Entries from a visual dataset
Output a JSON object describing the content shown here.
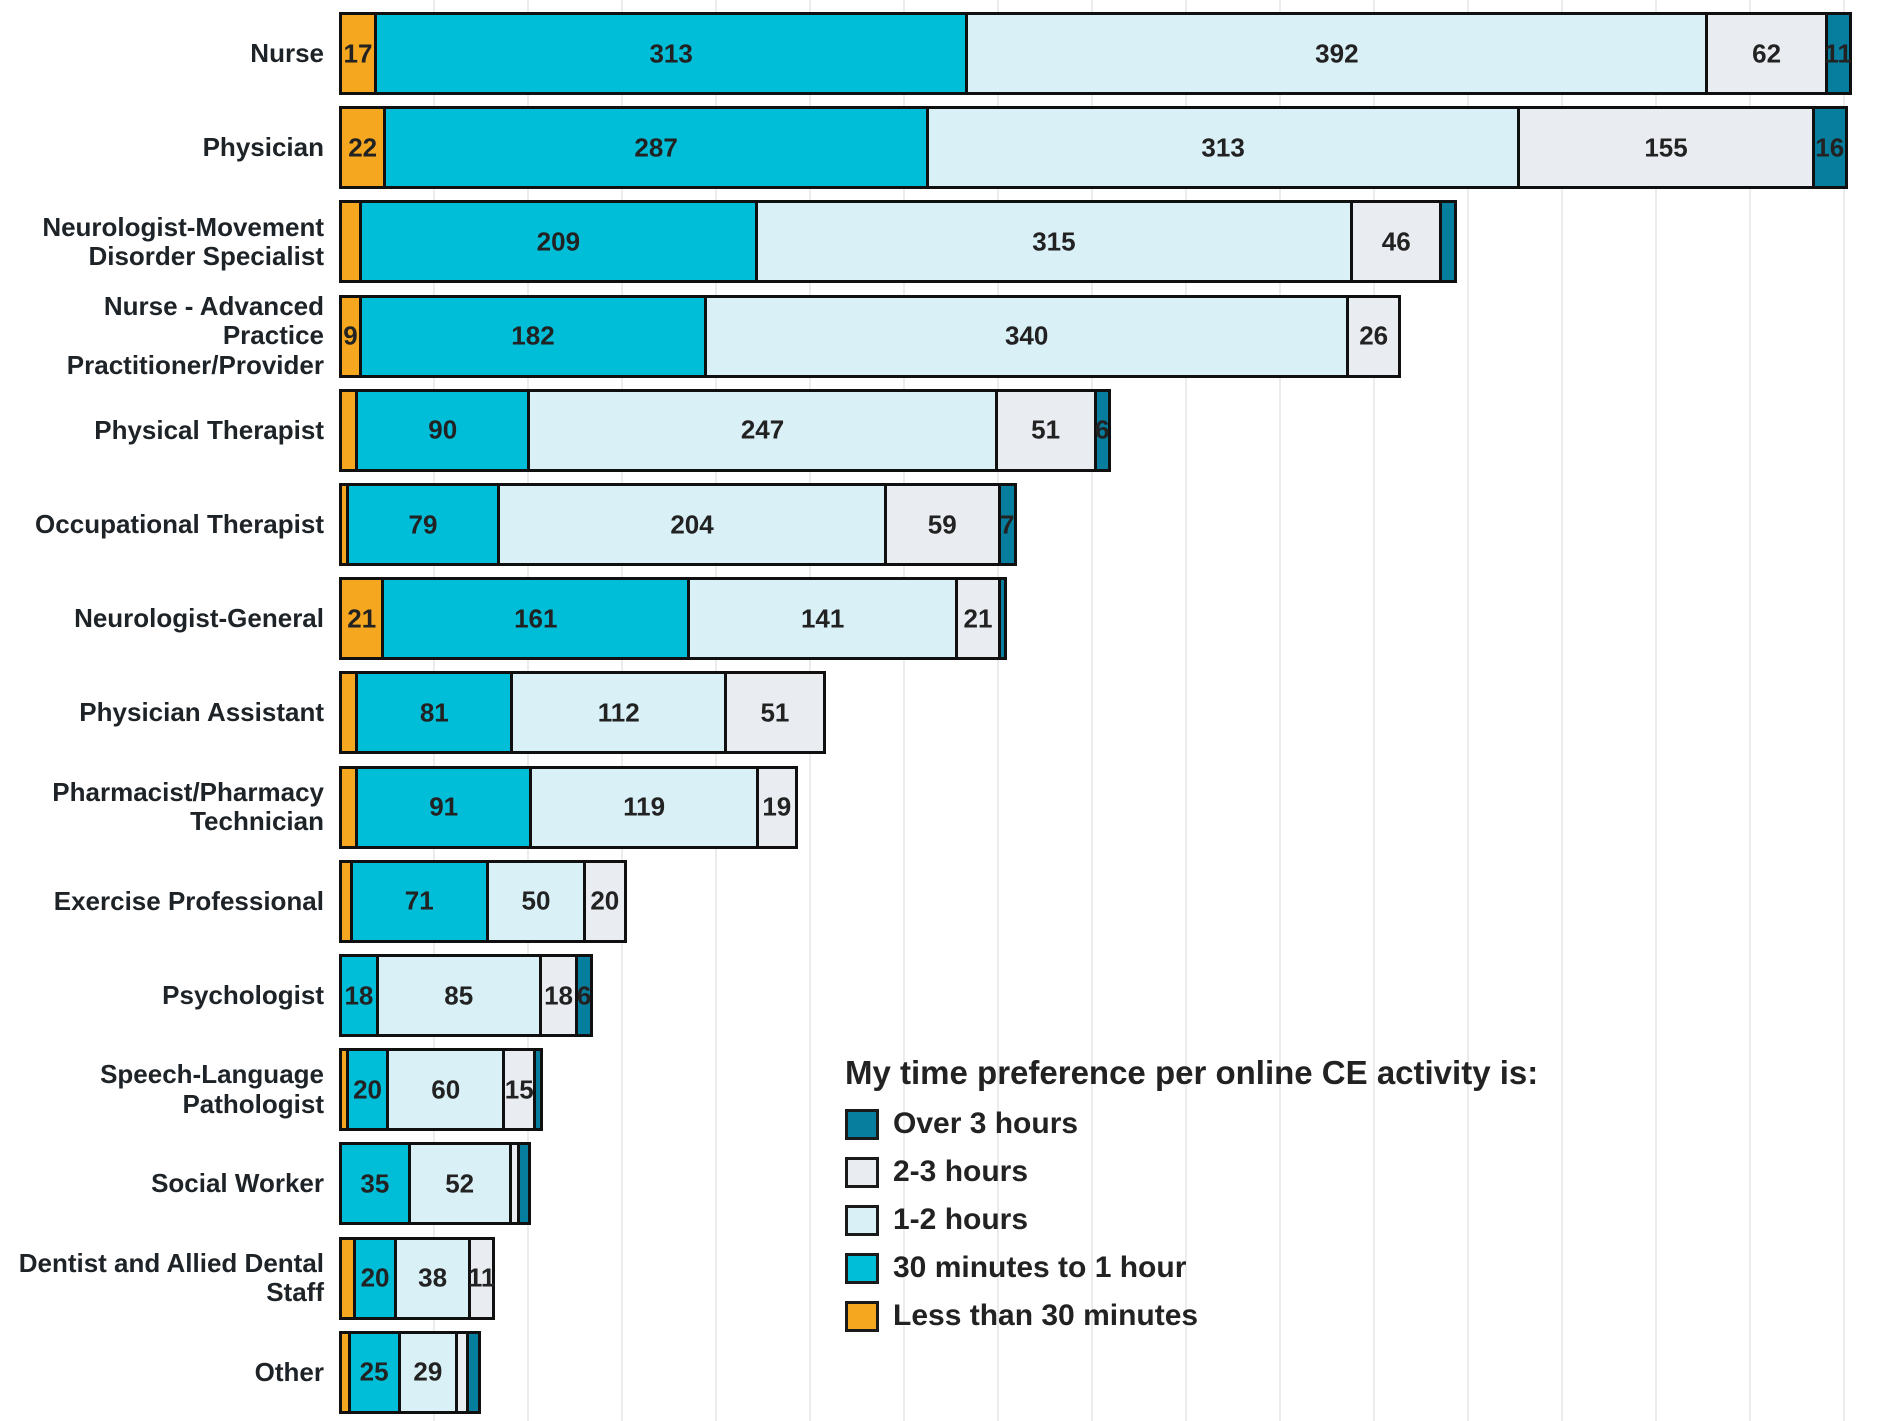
{
  "legend": {
    "title": "My time preference per online CE activity is:",
    "items": [
      {
        "label": "Over 3 hours",
        "color": "#087E9E"
      },
      {
        "label": "2-3 hours",
        "color": "#E9EDF1"
      },
      {
        "label": "1-2 hours",
        "color": "#D9F0F7"
      },
      {
        "label": "30 minutes to 1 hour",
        "color": "#00BDD8"
      },
      {
        "label": "Less than 30 minutes",
        "color": "#F5A71F"
      }
    ]
  },
  "chart_data": {
    "type": "bar",
    "orientation": "horizontal",
    "stacked": true,
    "title": "",
    "legend_title": "My time preference per online CE activity is:",
    "legend_position": "bottom-right",
    "grid": "vertical",
    "x_gridline_interval_units": 50,
    "x_range": [
      0,
      800
    ],
    "stack_order_left_to_right": [
      "Less than 30 minutes",
      "30 minutes to 1 hour",
      "1-2 hours",
      "2-3 hours",
      "Over 3 hours"
    ],
    "categories": [
      "Nurse",
      "Physician",
      "Neurologist-Movement Disorder Specialist",
      "Nurse - Advanced Practice Practitioner/Provider",
      "Physical Therapist",
      "Occupational Therapist",
      "Neurologist-General",
      "Physician Assistant",
      "Pharmacist/Pharmacy Technician",
      "Exercise Professional",
      "Psychologist",
      "Speech-Language Pathologist",
      "Social Worker",
      "Dentist and Allied Dental Staff",
      "Other"
    ],
    "rows": [
      {
        "category": "Nurse",
        "category_lines": [
          "Nurse"
        ],
        "segments": [
          {
            "series": "Less than 30 minutes",
            "value": 17,
            "label": "17"
          },
          {
            "series": "30 minutes to 1 hour",
            "value": 313,
            "label": "313"
          },
          {
            "series": "1-2 hours",
            "value": 392,
            "label": "392"
          },
          {
            "series": "2-3 hours",
            "value": 62,
            "label": "62"
          },
          {
            "series": "Over 3 hours",
            "value": 11,
            "label": "11"
          }
        ]
      },
      {
        "category": "Physician",
        "category_lines": [
          "Physician"
        ],
        "segments": [
          {
            "series": "Less than 30 minutes",
            "value": 22,
            "label": "22"
          },
          {
            "series": "30 minutes to 1 hour",
            "value": 287,
            "label": "287"
          },
          {
            "series": "1-2 hours",
            "value": 313,
            "label": "313"
          },
          {
            "series": "2-3 hours",
            "value": 155,
            "label": "155"
          },
          {
            "series": "Over 3 hours",
            "value": 16,
            "label": "16"
          }
        ]
      },
      {
        "category": "Neurologist-Movement Disorder Specialist",
        "category_lines": [
          "Neurologist-Movement",
          "Disorder Specialist"
        ],
        "segments": [
          {
            "series": "Less than 30 minutes",
            "value": 9,
            "label": ""
          },
          {
            "series": "30 minutes to 1 hour",
            "value": 209,
            "label": "209"
          },
          {
            "series": "1-2 hours",
            "value": 315,
            "label": "315"
          },
          {
            "series": "2-3 hours",
            "value": 46,
            "label": "46"
          },
          {
            "series": "Over 3 hours",
            "value": 6,
            "label": ""
          }
        ]
      },
      {
        "category": "Nurse - Advanced Practice Practitioner/Provider",
        "category_lines": [
          "Nurse - Advanced Practice",
          "Practitioner/Provider"
        ],
        "segments": [
          {
            "series": "Less than 30 minutes",
            "value": 9,
            "label": "9"
          },
          {
            "series": "30 minutes to 1 hour",
            "value": 182,
            "label": "182"
          },
          {
            "series": "1-2 hours",
            "value": 340,
            "label": "340"
          },
          {
            "series": "2-3 hours",
            "value": 26,
            "label": "26"
          }
        ]
      },
      {
        "category": "Physical Therapist",
        "category_lines": [
          "Physical Therapist"
        ],
        "segments": [
          {
            "series": "Less than 30 minutes",
            "value": 7,
            "label": ""
          },
          {
            "series": "30 minutes to 1 hour",
            "value": 90,
            "label": "90"
          },
          {
            "series": "1-2 hours",
            "value": 247,
            "label": "247"
          },
          {
            "series": "2-3 hours",
            "value": 51,
            "label": "51"
          },
          {
            "series": "Over 3 hours",
            "value": 6,
            "label": "6"
          }
        ]
      },
      {
        "category": "Occupational Therapist",
        "category_lines": [
          "Occupational Therapist"
        ],
        "segments": [
          {
            "series": "Less than 30 minutes",
            "value": 2,
            "label": ""
          },
          {
            "series": "30 minutes to 1 hour",
            "value": 79,
            "label": "79"
          },
          {
            "series": "1-2 hours",
            "value": 204,
            "label": "204"
          },
          {
            "series": "2-3 hours",
            "value": 59,
            "label": "59"
          },
          {
            "series": "Over 3 hours",
            "value": 7,
            "label": "7"
          }
        ]
      },
      {
        "category": "Neurologist-General",
        "category_lines": [
          "Neurologist-General"
        ],
        "segments": [
          {
            "series": "Less than 30 minutes",
            "value": 21,
            "label": "21"
          },
          {
            "series": "30 minutes to 1 hour",
            "value": 161,
            "label": "161"
          },
          {
            "series": "1-2 hours",
            "value": 141,
            "label": "141"
          },
          {
            "series": "2-3 hours",
            "value": 21,
            "label": "21"
          },
          {
            "series": "Over 3 hours",
            "value": 2,
            "label": ""
          }
        ]
      },
      {
        "category": "Physician Assistant",
        "category_lines": [
          "Physician Assistant"
        ],
        "segments": [
          {
            "series": "Less than 30 minutes",
            "value": 7,
            "label": ""
          },
          {
            "series": "30 minutes to 1 hour",
            "value": 81,
            "label": "81"
          },
          {
            "series": "1-2 hours",
            "value": 112,
            "label": "112"
          },
          {
            "series": "2-3 hours",
            "value": 51,
            "label": "51"
          }
        ]
      },
      {
        "category": "Pharmacist/Pharmacy Technician",
        "category_lines": [
          "Pharmacist/Pharmacy",
          "Technician"
        ],
        "segments": [
          {
            "series": "Less than 30 minutes",
            "value": 7,
            "label": ""
          },
          {
            "series": "30 minutes to 1 hour",
            "value": 91,
            "label": "91"
          },
          {
            "series": "1-2 hours",
            "value": 119,
            "label": "119"
          },
          {
            "series": "2-3 hours",
            "value": 19,
            "label": "19"
          }
        ]
      },
      {
        "category": "Exercise Professional",
        "category_lines": [
          "Exercise Professional"
        ],
        "segments": [
          {
            "series": "Less than 30 minutes",
            "value": 4,
            "label": ""
          },
          {
            "series": "30 minutes to 1 hour",
            "value": 71,
            "label": "71"
          },
          {
            "series": "1-2 hours",
            "value": 50,
            "label": "50"
          },
          {
            "series": "2-3 hours",
            "value": 20,
            "label": "20"
          }
        ]
      },
      {
        "category": "Psychologist",
        "category_lines": [
          "Psychologist"
        ],
        "segments": [
          {
            "series": "30 minutes to 1 hour",
            "value": 18,
            "label": "18"
          },
          {
            "series": "1-2 hours",
            "value": 85,
            "label": "85"
          },
          {
            "series": "2-3 hours",
            "value": 18,
            "label": "18"
          },
          {
            "series": "Over 3 hours",
            "value": 6,
            "label": "6"
          }
        ]
      },
      {
        "category": "Speech-Language Pathologist",
        "category_lines": [
          "Speech-Language",
          "Pathologist"
        ],
        "segments": [
          {
            "series": "Less than 30 minutes",
            "value": 2,
            "label": ""
          },
          {
            "series": "30 minutes to 1 hour",
            "value": 20,
            "label": "20"
          },
          {
            "series": "1-2 hours",
            "value": 60,
            "label": "60"
          },
          {
            "series": "2-3 hours",
            "value": 15,
            "label": "15"
          },
          {
            "series": "Over 3 hours",
            "value": 2,
            "label": ""
          }
        ]
      },
      {
        "category": "Social Worker",
        "category_lines": [
          "Social Worker"
        ],
        "segments": [
          {
            "series": "30 minutes to 1 hour",
            "value": 35,
            "label": "35"
          },
          {
            "series": "1-2 hours",
            "value": 52,
            "label": "52"
          },
          {
            "series": "2-3 hours",
            "value": 3,
            "label": ""
          },
          {
            "series": "Over 3 hours",
            "value": 4,
            "label": ""
          }
        ]
      },
      {
        "category": "Dentist and Allied Dental Staff",
        "category_lines": [
          "Dentist and Allied Dental",
          "Staff"
        ],
        "segments": [
          {
            "series": "Less than 30 minutes",
            "value": 6,
            "label": ""
          },
          {
            "series": "30 minutes to 1 hour",
            "value": 20,
            "label": "20"
          },
          {
            "series": "1-2 hours",
            "value": 38,
            "label": "38"
          },
          {
            "series": "2-3 hours",
            "value": 11,
            "label": "11"
          }
        ]
      },
      {
        "category": "Other",
        "category_lines": [
          "Other"
        ],
        "segments": [
          {
            "series": "Less than 30 minutes",
            "value": 3,
            "label": ""
          },
          {
            "series": "30 minutes to 1 hour",
            "value": 25,
            "label": "25"
          },
          {
            "series": "1-2 hours",
            "value": 29,
            "label": "29"
          },
          {
            "series": "2-3 hours",
            "value": 4,
            "label": ""
          },
          {
            "series": "Over 3 hours",
            "value": 5,
            "label": ""
          }
        ]
      }
    ]
  }
}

● **To be done**
Where a line in the entries holds the word "Technician", copy that line.

● **Output for this task**
      "Pharmacist/Pharmacy Technician",
        "category": "Pharmacist/Pharmacy Technician",
          "Technician"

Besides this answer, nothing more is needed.